#### [STATED TASK]
Continue the blog post about translation crowdsourcing below, starting right after its last sentence.

#### [READING PASSAGE]
Twitter launches translation crowdsourcing, again

Twitter went live with its newly updated translation center today. This is the second iteration of the platform; it first launched in October 2009, but was closed less than a year after for an overhaul.

I gave it a quick tour. A number of people were complaining (via Twitter naturally) about the slowness of the site. But it was fast enough on my end.

There are nine target languages as of today (six of which are already live). The three new languages are Indonesian, Russian, and Turkish. It’s fascinating to see Indonesian and Turkish as part of this first batch of languages — ahead of, say, Dutch or Swedish. Twitter is simply going where the users are — and Twitter is HUGE in Indonesia and Turkey.

Also, not surprisingly, Chinese is NOT on the list of target languages.

Overall, I liked the new design. The language translation interface is similar in many ways to Facebook’s UI. But what I found most intriguing (see above) as how the home page segments the text strings by platform (Android, Twitter.com, iPhone) as well as audience and content type (Business, Open Source, and Help).

If you’re wondering why Twitter.com text strings are handled differently than iPhone text strings, consider the platforms. On a PC, you have a good deal more real estate to work with. On a mobile device, you may only have a fraction of that real estate, which would require a much-shorter text string. So you could have the same message translated differently depending on the target device or application.

Finally, I thought I’d share the “opt in” text that Twitter presents potential volunteer translators. I like the fact that Twitter is up front with users in that they are giving away their time and text for free. Though I’m not sure how Twitter plans to enforce the confidentiality rule:

  • Since you’ll be helping out Twitter (thanks again!) we want to let you know our ground rules. Please read the full agreement below before continuing. Here are some of the things you can expect to see:
  • We may show you confidential, yet to be released products or features and you must be willing to keep those secret.
  • You’ll be volunteering to help out Twitter and will not be paid.
  • Twitter owns the rights to the translations you provide. You are giving them to us so that we can use them however we want. Among other things, Twitter plans to share the translations with the Twitter development community. We want to help make all of the other great Twitter apps, not just Twitter.com, available in your language.

Now that Twitter has its new platform, will it match the record set by Facebook awhile back — translating 70 languages in less than 18 months?

Adobe launches translation crowdsourcing in China

Facebook has demonstrated that you can crowdsource translations with high quality and rapid turnaround, leading many other companies to ask how they too can leverage the crowd to translate their content.

Enter Adobe and Lingotek.

Adobe has recently begun leveraging Lingotek’s software platform to enable the crowdsourcing of translations within China. As of now, there are 40 volunteer translators in China translating documentation.

Keeping in mind that this is a new and ongoing effort, I recently conducted a Q&A with Lingotek’s CEO Rob Vandenberg.

Here is the interview:

Q: What incentives did Adobe use to get Chinese users interested in translating content?

Adobe takes a very user-centric approach to volunteer translation. Instead of asking users to translate certain material, Adobe provides the content and tools for users to translate what they are interested in. They went to their user groups, and offered community translation as an opportunity. This allowed them to find people who were already interested in translating – whether because they are a reseller of the software, they want to put Adobe’s name on their résumé, or they are end-users who just want Adobe content in their language.

#### [INFORMATION PROVIDED]
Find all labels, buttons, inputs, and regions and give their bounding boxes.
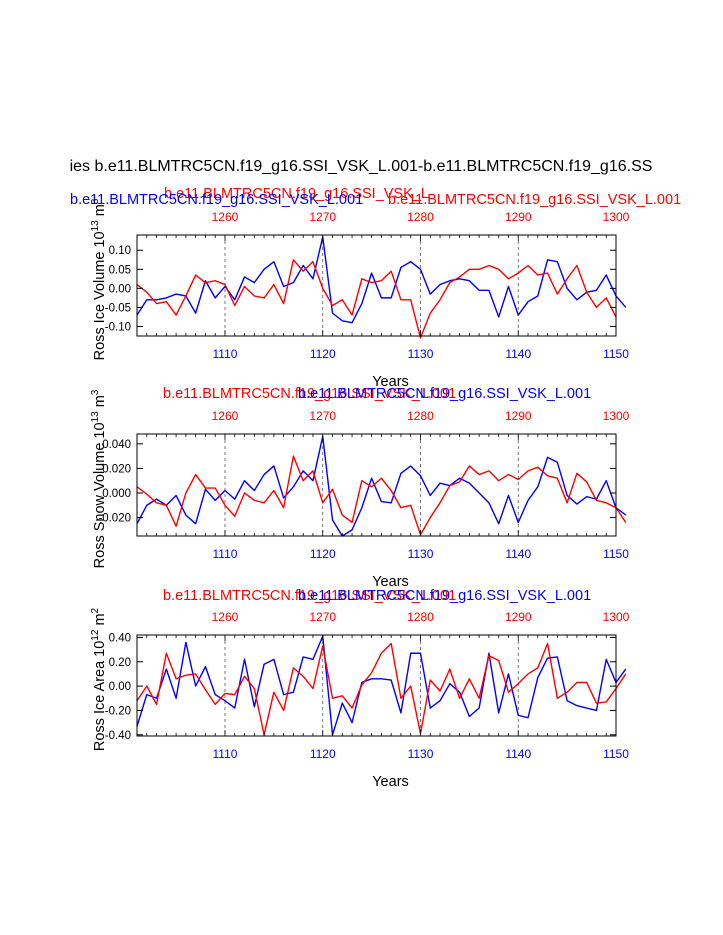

#### [RESULT OF THE EXERCISE]
Q: Does the Lingotek platform stand alone or is it integrated into existing Adobe translation systems?

We have worked with Adobe to provide a number of integration points, including:

  1. Providing an API to allow community members to upload documents from an Adobe Flex application.
  2. Providing a version of our leaderboard that could be placed on the Adobe Groups site, as well as an API to get leaderboard data.
  3. Providing a version of our signup page that could be placed on the Adobe Groups site.

Q: How is quality managed with regard to the volunteers. Even Facebook relies on a vendor to ensure quality.

The primary means of producing quality translations in the Adobe communities is to limit who is allowed to participate. Adobe selects project managers who they can trust, and these people are in charge of determining which translators should be allowed to participate.

Q: Are the project managers Adobe employees in China? And are they effectively the gatekeepers for quality?

As I understand it, there is a Community Manager who is the interface between Adobe and the community, but the project management is all done by community members. The translated content is then given to the community, and they publish it.

In addition, the Lingotek platform allows for a number of tools which not only help translators to work faster, but improve the quality of the translations, including:

  • Shared Translation Memories
  • Translation Voting
  • Notes on each segment
  • Terminology tools

Q: How does Adobe get rapid turnaround using volunteers? Are deadlines used?

The speed of translation is affected most by letting volunteers translate the things that they want to translate. In addition, Adobe brings attention to the project managers and translators who have done the most work.

Q: How does Adobe deal with customers who assume that they should not be required to translate content themselves?

Adobe focuses on the users who are eager to help them to translate. They don’t try to recruit general end-users, and I think that is why they have avoided most of this criticism.

Q: Why is Adobe doing this exactly?

The main driving factor is Adobe’s community users are asking for translated content that isn’t in Adobe’s professional translation pipeline. By using Lingotek’s API’s and translation software and Adobe’s existing community to translate content were making new content available to Adobe users quicker and at a much lower price.

Q: How does Adobe license the Lingotek platform?

Lingotek is licensed on a concurrent user basis. We don’t share pricing information.

Q: Is this limited to only volunteers? That is, will the same platform be used not only for documentation but for product/software loc work?

The Lingotek platform is designed to support many different workflows. Some clients are using their communities to provide the initial translation, and then use internal reviewers to do the final review before publishing. Other clients use a traditional assigned workflow, without using community members.  In Adobe’s case, so far they are only using their community members.

For more information, here’s the Lingotek press release.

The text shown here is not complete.